[Work to be completed] Print all of the data exactly.

[Dataset extract]

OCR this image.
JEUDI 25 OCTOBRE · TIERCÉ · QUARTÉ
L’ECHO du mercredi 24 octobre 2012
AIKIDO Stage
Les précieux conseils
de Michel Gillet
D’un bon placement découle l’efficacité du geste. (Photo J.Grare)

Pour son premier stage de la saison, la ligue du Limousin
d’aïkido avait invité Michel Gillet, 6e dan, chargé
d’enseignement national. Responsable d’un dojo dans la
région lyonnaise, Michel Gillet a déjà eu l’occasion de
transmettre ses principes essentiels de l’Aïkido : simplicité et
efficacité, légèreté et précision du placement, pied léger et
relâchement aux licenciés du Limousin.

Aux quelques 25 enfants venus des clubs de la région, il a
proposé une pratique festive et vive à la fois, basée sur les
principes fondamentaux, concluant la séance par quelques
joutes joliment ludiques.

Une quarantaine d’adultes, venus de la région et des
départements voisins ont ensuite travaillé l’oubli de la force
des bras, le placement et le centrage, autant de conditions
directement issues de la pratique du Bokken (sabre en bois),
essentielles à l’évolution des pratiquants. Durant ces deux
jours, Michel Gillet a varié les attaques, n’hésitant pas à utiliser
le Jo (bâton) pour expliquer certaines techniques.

[Response]
OCR this image.
JEUDI 25 OCTOBRE · TIERCÉ · QUARTÉ
L’ECHO du mercredi 24 octobre 2012
AIKIDO Stage
Les précieux conseils
de Michel Gillet
D’un bon placement découle l’efficacité du geste. (Photo J.Grare)

Pour son premier stage de la saison, la ligue du Limousin
d’aïkido avait invité Michel Gillet, 6e dan, chargé
d’enseignement national. Responsable d’un dojo dans la
région lyonnaise, Michel Gillet a déjà eu l’occasion de
transmettre ses principes essentiels de l’Aïkido : simplicité et
efficacité, légèreté et précision du placement, pied léger et
relâchement aux licenciés du Limousin.

Aux quelques 25 enfants venus des clubs de la région, il a
proposé une pratique festive et vive à la fois, basée sur les
principes fondamentaux, concluant la séance par quelques
joutes joliment ludiques.

Une quarantaine d’adultes, venus de la région et des
départements voisins ont ensuite travaillé l’oubli de la force
des bras, le placement et le centrage, autant de conditions
directement issues de la pratique du Bokken (sabre en bois),
essentielles à l’évolution des pratiquants. Durant ces deux
jours, Michel Gillet a varié les attaques, n’hésitant pas à utiliser
le Jo (bâton) pour expliquer certaines techniques.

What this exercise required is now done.